- _DATA LISTING_
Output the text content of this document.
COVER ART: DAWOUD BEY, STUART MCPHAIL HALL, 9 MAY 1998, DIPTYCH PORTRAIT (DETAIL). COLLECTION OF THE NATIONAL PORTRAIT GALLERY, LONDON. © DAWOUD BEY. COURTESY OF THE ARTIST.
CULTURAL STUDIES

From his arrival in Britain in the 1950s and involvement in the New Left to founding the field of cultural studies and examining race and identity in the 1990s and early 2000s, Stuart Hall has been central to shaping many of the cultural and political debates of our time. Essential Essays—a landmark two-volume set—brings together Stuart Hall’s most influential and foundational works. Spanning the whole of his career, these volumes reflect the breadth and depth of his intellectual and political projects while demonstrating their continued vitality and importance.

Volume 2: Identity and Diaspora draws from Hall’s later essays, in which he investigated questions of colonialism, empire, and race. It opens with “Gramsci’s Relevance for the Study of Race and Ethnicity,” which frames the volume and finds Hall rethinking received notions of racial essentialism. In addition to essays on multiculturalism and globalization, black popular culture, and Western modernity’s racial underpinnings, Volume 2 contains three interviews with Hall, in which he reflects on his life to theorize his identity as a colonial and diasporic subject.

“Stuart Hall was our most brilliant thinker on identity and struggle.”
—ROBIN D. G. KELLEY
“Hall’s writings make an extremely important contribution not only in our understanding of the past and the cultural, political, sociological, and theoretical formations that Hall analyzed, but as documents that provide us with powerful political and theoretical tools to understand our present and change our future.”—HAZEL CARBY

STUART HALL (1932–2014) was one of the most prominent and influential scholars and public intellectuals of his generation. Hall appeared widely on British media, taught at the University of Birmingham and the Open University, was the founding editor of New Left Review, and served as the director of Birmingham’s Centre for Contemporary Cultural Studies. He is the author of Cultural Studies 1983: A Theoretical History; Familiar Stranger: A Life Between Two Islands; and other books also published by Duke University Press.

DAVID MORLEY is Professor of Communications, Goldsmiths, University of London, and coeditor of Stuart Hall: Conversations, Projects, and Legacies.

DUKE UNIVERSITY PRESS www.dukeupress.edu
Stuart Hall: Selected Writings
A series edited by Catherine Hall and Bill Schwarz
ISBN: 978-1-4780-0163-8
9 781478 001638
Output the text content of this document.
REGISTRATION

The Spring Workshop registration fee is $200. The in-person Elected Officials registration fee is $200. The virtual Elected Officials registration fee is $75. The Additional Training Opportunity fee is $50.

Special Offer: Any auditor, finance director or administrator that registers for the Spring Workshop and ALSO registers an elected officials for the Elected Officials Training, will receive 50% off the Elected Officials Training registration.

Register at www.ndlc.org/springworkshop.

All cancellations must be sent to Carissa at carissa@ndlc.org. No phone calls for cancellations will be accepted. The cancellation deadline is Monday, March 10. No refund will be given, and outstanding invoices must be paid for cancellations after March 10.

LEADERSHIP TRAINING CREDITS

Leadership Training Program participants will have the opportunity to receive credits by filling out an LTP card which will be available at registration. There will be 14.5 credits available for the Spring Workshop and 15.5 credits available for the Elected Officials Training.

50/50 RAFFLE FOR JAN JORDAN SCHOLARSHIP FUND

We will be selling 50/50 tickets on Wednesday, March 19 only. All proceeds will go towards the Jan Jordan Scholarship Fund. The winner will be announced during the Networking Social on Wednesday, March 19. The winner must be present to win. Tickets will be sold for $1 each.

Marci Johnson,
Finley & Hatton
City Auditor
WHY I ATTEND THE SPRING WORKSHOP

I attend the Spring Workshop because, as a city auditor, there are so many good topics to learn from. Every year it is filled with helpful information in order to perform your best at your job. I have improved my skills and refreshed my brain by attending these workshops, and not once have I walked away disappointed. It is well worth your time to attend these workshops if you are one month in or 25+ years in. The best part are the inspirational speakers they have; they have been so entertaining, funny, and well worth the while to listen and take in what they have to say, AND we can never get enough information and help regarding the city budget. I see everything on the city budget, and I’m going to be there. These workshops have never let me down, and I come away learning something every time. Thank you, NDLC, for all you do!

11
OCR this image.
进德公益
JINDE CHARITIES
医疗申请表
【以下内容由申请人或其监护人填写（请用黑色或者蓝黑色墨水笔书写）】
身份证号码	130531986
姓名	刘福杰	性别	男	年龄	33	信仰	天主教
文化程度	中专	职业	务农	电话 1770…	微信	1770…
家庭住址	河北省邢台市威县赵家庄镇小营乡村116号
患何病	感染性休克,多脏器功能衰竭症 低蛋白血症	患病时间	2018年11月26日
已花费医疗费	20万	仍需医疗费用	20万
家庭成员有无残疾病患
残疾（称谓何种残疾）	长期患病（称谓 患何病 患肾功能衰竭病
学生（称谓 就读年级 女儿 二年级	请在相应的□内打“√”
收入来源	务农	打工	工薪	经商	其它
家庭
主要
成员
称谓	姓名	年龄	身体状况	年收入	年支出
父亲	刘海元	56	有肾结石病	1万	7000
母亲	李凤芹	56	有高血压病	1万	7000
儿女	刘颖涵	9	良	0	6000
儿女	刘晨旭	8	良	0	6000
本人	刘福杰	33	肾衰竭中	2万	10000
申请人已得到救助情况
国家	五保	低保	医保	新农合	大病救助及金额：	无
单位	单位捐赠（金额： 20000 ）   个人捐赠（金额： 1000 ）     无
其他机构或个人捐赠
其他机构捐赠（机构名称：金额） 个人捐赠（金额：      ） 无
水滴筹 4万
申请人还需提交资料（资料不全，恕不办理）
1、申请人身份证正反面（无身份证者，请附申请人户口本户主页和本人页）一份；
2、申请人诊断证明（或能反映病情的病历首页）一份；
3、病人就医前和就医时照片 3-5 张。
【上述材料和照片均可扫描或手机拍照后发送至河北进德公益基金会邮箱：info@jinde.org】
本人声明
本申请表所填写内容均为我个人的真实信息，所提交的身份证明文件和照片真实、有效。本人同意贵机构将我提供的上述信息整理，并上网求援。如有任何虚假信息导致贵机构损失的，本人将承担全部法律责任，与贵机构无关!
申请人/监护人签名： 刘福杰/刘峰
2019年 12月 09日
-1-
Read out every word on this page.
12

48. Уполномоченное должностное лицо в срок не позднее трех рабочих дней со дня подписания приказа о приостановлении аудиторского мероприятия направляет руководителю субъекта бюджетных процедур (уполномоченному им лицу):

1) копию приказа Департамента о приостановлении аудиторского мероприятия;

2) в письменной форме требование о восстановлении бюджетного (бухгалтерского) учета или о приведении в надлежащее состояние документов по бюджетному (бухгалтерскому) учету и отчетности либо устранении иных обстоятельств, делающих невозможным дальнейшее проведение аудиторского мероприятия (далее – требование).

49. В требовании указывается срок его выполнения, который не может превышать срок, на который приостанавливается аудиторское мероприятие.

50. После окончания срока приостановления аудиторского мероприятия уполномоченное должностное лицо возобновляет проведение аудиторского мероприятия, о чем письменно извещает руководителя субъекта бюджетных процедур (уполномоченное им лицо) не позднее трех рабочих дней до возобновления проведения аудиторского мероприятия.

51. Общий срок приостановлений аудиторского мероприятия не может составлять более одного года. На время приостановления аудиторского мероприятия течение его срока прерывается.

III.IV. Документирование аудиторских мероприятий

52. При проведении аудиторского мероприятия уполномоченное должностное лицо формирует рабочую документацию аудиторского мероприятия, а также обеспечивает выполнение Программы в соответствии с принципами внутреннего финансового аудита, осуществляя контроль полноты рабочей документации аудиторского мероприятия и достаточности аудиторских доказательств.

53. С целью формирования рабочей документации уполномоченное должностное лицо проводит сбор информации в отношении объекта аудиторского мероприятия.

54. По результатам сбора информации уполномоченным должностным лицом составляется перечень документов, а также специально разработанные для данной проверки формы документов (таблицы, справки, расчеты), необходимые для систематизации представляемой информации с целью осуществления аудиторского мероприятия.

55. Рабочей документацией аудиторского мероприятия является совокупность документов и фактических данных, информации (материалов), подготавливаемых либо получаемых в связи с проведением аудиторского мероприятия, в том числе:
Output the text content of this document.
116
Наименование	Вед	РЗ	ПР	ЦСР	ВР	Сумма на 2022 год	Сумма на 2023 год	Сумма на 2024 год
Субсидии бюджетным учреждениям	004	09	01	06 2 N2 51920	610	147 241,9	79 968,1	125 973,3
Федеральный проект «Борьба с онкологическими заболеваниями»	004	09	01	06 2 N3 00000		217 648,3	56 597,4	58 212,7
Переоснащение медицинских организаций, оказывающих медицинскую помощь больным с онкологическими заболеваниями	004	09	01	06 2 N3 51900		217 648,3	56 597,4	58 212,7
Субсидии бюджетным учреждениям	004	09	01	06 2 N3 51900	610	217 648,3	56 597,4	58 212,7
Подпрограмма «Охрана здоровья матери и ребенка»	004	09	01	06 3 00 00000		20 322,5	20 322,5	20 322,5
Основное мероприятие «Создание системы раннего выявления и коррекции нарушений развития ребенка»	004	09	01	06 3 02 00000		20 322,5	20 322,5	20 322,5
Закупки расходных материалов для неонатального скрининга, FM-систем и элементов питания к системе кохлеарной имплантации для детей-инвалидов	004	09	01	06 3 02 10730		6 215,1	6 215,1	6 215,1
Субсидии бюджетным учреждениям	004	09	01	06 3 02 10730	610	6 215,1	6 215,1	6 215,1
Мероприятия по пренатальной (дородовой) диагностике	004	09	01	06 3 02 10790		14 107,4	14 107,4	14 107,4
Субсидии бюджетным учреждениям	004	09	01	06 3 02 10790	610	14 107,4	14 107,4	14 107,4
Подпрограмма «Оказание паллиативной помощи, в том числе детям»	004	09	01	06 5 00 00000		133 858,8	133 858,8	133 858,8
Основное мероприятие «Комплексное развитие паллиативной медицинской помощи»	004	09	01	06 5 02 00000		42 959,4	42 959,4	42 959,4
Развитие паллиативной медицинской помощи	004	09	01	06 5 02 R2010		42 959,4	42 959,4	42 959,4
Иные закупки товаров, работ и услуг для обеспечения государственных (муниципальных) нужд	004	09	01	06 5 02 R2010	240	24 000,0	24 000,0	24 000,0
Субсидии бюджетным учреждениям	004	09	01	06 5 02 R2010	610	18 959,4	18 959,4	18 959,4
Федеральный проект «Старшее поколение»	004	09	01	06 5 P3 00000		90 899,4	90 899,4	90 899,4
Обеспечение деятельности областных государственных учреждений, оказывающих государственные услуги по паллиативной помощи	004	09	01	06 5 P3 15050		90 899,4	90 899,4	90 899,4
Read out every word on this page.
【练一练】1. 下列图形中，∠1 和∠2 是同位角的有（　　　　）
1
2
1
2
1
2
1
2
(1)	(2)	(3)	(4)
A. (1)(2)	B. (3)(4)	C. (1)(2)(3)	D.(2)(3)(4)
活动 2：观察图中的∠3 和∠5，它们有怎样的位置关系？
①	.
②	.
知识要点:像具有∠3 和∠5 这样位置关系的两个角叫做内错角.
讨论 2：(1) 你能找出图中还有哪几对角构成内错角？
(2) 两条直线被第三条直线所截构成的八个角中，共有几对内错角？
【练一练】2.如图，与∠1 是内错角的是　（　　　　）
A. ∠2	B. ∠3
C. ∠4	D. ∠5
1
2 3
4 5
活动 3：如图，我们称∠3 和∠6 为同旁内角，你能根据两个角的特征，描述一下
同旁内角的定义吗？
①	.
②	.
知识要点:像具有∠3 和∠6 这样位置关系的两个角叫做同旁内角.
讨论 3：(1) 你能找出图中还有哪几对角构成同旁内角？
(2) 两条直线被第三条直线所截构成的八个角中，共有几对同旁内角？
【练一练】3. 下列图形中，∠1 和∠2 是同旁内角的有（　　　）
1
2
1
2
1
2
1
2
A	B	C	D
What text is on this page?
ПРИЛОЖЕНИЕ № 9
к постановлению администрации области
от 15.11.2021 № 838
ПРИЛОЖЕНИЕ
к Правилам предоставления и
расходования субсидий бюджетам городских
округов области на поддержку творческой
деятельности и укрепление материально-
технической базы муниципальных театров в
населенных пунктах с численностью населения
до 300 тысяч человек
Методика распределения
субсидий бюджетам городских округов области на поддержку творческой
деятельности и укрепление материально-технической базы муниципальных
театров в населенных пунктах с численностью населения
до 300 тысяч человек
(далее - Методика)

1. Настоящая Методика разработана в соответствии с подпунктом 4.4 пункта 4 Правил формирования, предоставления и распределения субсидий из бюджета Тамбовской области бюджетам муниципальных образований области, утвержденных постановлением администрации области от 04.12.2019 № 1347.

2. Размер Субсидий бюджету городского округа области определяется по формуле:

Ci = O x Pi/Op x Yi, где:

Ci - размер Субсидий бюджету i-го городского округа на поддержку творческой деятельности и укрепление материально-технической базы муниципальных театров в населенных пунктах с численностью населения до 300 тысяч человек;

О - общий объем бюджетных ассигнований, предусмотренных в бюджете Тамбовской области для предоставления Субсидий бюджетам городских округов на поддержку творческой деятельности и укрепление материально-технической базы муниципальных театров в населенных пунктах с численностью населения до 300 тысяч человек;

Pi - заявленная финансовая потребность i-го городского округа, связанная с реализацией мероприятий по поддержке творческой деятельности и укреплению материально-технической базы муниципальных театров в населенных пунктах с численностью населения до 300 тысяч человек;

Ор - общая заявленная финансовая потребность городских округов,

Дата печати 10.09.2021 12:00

- _WHAT YOU WILL DO_
Identify and copy lines that hold the string "заболеваниями".

- _COMPLETED EXERCISE_
Федеральный проект «Борьба с онкологическими заболеваниями»	004	09	01	06 2 N3 00000		217 648,3	56 597,4	58 212,7
Переоснащение медицинских организаций, оказывающих медицинскую помощь больным с онкологическими заболеваниями	004	09	01	06 2 N3 51900		217 648,3	56 597,4	58 212,7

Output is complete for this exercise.